* **Exercise details**: Could you transcribe the material below exactly, without leaving out a single line?

Records excerpted from a collection:
....................
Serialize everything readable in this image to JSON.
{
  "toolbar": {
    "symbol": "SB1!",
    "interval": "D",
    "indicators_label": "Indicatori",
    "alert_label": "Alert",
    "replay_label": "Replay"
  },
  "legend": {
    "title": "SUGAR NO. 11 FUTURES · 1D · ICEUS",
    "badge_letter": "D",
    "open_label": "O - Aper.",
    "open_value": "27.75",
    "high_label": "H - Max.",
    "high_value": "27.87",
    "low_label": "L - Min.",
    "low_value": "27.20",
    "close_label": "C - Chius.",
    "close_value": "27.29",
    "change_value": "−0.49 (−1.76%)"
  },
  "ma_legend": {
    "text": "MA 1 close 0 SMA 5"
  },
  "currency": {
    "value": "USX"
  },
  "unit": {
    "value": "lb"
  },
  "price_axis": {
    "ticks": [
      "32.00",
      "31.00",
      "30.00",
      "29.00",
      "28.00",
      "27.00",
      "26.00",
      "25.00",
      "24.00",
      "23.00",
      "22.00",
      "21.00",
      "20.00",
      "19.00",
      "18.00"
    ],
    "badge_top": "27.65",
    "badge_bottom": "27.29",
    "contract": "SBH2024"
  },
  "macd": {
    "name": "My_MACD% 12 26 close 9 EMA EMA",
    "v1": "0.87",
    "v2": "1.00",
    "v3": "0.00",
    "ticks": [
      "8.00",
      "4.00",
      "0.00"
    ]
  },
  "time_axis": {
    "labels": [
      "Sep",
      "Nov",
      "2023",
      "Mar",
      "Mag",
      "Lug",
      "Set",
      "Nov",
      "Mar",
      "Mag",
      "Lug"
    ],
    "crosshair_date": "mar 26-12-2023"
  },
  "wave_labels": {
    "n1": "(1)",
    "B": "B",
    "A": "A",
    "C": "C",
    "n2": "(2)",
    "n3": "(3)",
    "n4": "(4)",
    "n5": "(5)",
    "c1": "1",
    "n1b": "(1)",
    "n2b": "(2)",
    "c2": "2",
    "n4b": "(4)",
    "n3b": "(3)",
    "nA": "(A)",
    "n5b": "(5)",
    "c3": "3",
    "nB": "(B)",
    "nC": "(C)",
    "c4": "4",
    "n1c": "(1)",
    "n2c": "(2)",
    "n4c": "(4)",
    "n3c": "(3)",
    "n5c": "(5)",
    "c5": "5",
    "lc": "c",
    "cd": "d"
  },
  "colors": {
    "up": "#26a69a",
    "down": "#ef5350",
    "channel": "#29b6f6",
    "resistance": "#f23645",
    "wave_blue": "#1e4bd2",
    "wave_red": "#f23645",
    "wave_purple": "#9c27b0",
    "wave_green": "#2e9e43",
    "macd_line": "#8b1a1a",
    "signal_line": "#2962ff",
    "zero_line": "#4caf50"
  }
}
....................
* **Correct answer**:
Serialize everything readable in this image to JSON.
{
  "toolbar": {
    "symbol": "SB1!",
    "interval": "D",
    "indicators_label": "Indicatori",
    "alert_label": "Alert",
    "replay_label": "Replay"
  },
  "legend": {
    "title": "SUGAR NO. 11 FUTURES · 1D · ICEUS",
    "badge_letter": "D",
    "open_label": "O - Aper.",
    "open_value": "27.75",
    "high_label": "H - Max.",
    "high_value": "27.87",
    "low_label": "L - Min.",
    "low_value": "27.20",
    "close_label": "C - Chius.",
    "close_value": "27.29",
    "change_value": "−0.49 (−1.76%)"
  },
  "ma_legend": {
    "text": "MA 1 close 0 SMA 5"
  },
  "currency": {
    "value": "USX"
  },
  "unit": {
    "value": "lb"
  },
  "price_axis": {
    "ticks": [
      "32.00",
      "31.00",
      "30.00",
      "29.00",
      "28.00",
      "27.00",
      "26.00",
      "25.00",
      "24.00",
      "23.00",
      "22.00",
      "21.00",
      "20.00",
      "19.00",
      "18.00"
    ],
    "badge_top": "27.65",
    "badge_bottom": "27.29",
    "contract": "SBH2024"
  },
  "macd": {
    "name": "My_MACD% 12 26 close 9 EMA EMA",
    "v1": "0.87",
    "v2": "1.00",
    "v3": "0.00",
    "ticks": [
      "8.00",
      "4.00",
      "0.00"
    ]
  },
  "time_axis": {
    "labels": [
      "Sep",
      "Nov",
      "2023",
      "Mar",
      "Mag",
      "Lug",
      "Set",
      "Nov",
      "Mar",
      "Mag",
      "Lug"
    ],
    "crosshair_date": "mar 26-12-2023"
  },
  "wave_labels": {
    "n1": "(1)",
    "B": "B",
    "A": "A",
    "C": "C",
    "n2": "(2)",
    "n3": "(3)",
    "n4": "(4)",
    "n5": "(5)",
    "c1": "1",
    "n1b": "(1)",
    "n2b": "(2)",
    "c2": "2",
    "n4b": "(4)",
    "n3b": "(3)",
    "nA": "(A)",
    "n5b": "(5)",
    "c3": "3",
    "nB": "(B)",
    "nC": "(C)",
    "c4": "4",
    "n1c": "(1)",
    "n2c": "(2)",
    "n4c": "(4)",
    "n3c": "(3)",
    "n5c": "(5)",
    "c5": "5",
    "lc": "c",
    "cd": "d"
  },
  "colors": {
    "up": "#26a69a",
    "down": "#ef5350",
    "channel": "#29b6f6",
    "resistance": "#f23645",
    "wave_blue": "#1e4bd2",
    "wave_red": "#f23645",
    "wave_purple": "#9c27b0",
    "wave_green": "#2e9e43",
    "macd_line": "#8b1a1a",
    "signal_line": "#2962ff",
    "zero_line": "#4caf50"
  }
}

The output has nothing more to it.